WHAT YOU ARE ASKED TO DO
Look through the data below and say how many of its lines contain "Forever", adding nothing else.

--- start of THE INPUT ---

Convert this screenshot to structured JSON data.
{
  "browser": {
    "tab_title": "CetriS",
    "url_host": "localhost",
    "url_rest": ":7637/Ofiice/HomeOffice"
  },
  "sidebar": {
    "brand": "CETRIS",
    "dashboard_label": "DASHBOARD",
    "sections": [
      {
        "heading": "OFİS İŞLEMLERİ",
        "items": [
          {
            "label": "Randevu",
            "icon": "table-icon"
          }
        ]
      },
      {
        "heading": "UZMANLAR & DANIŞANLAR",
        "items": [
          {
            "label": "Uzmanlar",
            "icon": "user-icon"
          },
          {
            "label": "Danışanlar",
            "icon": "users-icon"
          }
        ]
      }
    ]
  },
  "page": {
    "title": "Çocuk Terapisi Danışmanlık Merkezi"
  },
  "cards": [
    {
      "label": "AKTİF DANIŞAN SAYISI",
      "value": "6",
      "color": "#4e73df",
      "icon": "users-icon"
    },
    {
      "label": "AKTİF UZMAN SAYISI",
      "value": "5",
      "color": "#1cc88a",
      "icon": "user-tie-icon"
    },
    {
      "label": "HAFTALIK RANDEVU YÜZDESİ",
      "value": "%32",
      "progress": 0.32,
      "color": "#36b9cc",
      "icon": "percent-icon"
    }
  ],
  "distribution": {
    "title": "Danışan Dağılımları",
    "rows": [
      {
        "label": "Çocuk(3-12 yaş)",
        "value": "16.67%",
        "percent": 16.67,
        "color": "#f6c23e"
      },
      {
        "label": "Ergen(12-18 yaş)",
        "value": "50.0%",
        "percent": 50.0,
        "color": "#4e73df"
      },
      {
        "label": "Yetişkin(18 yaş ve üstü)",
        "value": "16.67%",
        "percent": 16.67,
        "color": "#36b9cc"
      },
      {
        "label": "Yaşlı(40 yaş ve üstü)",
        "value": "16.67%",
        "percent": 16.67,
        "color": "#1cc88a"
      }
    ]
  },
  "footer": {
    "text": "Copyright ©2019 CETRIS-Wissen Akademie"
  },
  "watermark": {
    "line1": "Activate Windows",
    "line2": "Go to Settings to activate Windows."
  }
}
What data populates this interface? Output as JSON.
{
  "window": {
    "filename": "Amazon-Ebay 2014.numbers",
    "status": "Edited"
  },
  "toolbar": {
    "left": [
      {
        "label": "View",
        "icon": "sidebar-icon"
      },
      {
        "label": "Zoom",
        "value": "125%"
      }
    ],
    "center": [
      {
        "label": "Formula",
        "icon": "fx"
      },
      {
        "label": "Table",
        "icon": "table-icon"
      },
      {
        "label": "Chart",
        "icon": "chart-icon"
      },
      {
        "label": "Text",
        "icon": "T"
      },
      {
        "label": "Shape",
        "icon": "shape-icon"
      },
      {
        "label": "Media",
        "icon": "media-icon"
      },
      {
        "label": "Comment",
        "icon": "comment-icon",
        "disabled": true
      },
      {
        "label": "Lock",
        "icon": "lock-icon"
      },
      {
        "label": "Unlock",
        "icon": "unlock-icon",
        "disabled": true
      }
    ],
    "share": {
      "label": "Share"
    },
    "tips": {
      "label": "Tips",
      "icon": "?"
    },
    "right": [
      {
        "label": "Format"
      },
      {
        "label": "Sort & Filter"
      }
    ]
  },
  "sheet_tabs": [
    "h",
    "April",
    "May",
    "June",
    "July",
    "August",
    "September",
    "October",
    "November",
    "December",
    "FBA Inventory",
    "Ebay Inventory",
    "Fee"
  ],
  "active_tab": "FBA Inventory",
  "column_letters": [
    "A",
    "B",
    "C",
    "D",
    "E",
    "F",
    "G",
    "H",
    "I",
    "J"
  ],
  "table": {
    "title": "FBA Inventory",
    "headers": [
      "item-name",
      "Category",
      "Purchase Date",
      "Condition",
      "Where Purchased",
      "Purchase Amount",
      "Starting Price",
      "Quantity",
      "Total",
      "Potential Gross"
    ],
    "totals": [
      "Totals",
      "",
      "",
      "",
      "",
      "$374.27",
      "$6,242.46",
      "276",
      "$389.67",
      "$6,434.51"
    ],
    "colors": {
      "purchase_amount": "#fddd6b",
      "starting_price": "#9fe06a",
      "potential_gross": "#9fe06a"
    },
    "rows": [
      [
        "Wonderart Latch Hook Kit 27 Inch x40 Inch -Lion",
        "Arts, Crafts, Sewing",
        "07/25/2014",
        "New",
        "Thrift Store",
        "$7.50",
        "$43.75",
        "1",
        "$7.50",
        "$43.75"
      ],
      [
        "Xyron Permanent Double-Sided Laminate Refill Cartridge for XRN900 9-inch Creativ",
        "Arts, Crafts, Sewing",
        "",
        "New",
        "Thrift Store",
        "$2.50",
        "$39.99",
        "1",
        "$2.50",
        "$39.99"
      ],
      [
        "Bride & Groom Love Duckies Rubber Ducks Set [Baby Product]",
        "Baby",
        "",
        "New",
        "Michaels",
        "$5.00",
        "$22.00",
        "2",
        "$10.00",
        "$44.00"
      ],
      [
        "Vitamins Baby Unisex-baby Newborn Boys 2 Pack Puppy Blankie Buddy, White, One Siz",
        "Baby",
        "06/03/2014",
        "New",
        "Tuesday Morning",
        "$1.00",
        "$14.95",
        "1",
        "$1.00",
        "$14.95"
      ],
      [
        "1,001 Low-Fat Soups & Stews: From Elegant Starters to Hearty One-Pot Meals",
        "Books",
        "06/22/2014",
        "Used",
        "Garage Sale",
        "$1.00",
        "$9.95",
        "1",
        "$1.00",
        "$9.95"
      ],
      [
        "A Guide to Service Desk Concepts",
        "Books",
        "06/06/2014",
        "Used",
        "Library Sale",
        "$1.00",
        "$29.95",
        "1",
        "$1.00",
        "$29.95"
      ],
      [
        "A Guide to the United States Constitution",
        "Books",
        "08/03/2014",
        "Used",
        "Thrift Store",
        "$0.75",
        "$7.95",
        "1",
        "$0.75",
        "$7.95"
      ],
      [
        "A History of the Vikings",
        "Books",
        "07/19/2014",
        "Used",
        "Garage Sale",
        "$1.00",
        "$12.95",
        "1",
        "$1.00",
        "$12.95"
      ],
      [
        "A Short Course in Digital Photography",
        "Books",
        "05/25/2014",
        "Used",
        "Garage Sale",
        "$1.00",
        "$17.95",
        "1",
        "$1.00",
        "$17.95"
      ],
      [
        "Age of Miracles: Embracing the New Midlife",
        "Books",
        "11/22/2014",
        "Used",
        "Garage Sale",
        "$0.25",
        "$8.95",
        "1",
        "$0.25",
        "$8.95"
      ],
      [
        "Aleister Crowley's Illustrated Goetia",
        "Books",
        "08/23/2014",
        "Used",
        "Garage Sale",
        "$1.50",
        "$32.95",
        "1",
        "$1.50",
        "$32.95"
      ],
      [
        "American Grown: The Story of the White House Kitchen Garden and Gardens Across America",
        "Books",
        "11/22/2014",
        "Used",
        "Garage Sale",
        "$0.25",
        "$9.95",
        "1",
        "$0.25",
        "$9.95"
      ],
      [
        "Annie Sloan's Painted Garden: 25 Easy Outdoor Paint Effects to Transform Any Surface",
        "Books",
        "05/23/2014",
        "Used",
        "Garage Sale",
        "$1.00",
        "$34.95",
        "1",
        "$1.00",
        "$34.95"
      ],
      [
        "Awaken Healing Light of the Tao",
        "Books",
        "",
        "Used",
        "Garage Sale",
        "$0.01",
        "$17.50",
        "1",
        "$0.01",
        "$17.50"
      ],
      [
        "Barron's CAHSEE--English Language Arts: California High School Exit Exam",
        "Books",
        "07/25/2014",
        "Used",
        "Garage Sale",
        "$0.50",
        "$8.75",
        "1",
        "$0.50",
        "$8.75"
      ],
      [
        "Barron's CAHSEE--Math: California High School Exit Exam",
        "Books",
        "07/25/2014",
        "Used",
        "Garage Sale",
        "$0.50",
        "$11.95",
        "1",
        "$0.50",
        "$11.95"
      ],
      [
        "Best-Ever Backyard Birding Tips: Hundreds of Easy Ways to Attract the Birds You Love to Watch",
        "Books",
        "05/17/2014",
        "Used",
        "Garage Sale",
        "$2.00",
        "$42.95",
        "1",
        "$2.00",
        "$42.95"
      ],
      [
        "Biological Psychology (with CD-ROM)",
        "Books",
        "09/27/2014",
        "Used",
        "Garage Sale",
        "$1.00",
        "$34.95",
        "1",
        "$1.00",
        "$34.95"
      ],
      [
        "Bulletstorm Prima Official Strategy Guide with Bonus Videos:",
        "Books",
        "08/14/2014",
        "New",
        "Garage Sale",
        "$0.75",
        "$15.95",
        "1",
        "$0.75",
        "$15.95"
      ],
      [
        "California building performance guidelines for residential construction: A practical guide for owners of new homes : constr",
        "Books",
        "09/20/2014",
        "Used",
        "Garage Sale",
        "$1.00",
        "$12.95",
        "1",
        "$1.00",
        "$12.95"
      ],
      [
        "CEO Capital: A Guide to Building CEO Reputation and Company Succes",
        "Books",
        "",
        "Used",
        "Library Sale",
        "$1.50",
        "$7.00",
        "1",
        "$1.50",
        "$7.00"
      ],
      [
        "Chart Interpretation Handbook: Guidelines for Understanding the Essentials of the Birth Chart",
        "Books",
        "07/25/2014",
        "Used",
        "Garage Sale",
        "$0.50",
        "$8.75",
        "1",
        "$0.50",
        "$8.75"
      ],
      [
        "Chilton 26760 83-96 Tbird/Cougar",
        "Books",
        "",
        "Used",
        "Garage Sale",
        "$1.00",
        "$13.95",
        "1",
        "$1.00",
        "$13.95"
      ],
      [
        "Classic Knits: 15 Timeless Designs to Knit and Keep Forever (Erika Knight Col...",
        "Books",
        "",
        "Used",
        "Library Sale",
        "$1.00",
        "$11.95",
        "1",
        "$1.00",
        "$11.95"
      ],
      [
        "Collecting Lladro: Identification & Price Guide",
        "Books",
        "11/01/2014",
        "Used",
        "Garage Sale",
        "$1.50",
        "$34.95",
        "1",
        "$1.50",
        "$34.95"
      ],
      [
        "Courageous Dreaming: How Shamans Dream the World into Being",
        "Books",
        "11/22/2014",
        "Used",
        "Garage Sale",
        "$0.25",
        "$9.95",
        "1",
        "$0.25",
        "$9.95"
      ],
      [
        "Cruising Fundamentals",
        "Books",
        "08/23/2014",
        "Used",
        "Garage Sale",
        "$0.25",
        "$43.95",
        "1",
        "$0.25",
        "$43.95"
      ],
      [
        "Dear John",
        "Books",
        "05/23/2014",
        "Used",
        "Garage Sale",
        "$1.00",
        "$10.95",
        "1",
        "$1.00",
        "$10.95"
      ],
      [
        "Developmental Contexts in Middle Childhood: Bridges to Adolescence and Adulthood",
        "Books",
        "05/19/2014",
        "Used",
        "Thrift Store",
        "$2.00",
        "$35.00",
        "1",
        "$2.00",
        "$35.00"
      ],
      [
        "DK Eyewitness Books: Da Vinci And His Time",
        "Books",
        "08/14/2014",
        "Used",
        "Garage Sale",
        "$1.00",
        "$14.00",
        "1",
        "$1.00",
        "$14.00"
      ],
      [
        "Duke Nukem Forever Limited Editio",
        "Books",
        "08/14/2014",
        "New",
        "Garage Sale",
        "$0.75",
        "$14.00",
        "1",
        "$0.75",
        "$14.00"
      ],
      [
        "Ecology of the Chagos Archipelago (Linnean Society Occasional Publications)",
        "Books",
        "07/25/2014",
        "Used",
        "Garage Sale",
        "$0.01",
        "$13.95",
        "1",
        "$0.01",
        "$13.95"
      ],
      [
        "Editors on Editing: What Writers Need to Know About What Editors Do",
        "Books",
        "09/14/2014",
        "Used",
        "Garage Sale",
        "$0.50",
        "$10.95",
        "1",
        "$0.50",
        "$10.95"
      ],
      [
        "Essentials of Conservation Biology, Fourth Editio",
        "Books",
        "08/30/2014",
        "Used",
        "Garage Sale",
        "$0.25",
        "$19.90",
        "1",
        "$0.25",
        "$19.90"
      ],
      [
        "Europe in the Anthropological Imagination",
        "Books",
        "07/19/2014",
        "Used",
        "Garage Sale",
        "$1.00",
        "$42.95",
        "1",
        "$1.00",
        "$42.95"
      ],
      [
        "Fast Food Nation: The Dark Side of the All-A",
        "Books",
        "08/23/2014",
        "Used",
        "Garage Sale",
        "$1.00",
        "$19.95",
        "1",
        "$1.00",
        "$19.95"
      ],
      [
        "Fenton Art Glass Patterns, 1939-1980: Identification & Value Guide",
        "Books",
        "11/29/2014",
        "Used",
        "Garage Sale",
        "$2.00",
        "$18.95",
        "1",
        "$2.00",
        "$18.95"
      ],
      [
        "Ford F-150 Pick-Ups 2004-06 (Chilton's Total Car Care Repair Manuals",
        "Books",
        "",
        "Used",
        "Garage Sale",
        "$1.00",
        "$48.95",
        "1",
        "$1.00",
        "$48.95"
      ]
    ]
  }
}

--- end of THE INPUT ---

SOLUTION TO THE EXERCISE
2